— begin Stored rows —
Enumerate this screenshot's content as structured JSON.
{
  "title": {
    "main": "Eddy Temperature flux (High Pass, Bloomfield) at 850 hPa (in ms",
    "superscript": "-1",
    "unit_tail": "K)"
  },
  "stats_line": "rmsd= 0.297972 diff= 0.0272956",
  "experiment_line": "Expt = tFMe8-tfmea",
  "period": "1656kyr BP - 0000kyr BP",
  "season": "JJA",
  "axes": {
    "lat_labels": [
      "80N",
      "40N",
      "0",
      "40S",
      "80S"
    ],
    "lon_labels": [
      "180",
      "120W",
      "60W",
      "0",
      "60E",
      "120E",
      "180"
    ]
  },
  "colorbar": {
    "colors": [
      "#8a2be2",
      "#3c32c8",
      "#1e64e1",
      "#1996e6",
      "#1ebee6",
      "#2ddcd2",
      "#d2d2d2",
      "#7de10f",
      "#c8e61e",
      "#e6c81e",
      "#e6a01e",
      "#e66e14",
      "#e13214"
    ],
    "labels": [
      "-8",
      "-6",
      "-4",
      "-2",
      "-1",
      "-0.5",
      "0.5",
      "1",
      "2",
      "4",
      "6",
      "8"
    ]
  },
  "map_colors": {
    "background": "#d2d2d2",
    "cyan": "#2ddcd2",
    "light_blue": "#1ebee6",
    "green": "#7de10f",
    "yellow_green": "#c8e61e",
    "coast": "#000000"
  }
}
— end Stored rows —
## [Aim of the task]
All of the entries must be quoted exactly; please include each one.

## [Result for this exercise]
Enumerate this screenshot's content as structured JSON.
{
  "title": {
    "main": "Eddy Temperature flux (High Pass, Bloomfield) at 850 hPa (in ms",
    "superscript": "-1",
    "unit_tail": "K)"
  },
  "stats_line": "rmsd= 0.297972 diff= 0.0272956",
  "experiment_line": "Expt = tFMe8-tfmea",
  "period": "1656kyr BP - 0000kyr BP",
  "season": "JJA",
  "axes": {
    "lat_labels": [
      "80N",
      "40N",
      "0",
      "40S",
      "80S"
    ],
    "lon_labels": [
      "180",
      "120W",
      "60W",
      "0",
      "60E",
      "120E",
      "180"
    ]
  },
  "colorbar": {
    "colors": [
      "#8a2be2",
      "#3c32c8",
      "#1e64e1",
      "#1996e6",
      "#1ebee6",
      "#2ddcd2",
      "#d2d2d2",
      "#7de10f",
      "#c8e61e",
      "#e6c81e",
      "#e6a01e",
      "#e66e14",
      "#e13214"
    ],
    "labels": [
      "-8",
      "-6",
      "-4",
      "-2",
      "-1",
      "-0.5",
      "0.5",
      "1",
      "2",
      "4",
      "6",
      "8"
    ]
  },
  "map_colors": {
    "background": "#d2d2d2",
    "cyan": "#2ddcd2",
    "light_blue": "#1ebee6",
    "green": "#7de10f",
    "yellow_green": "#c8e61e",
    "coast": "#000000"
  }
}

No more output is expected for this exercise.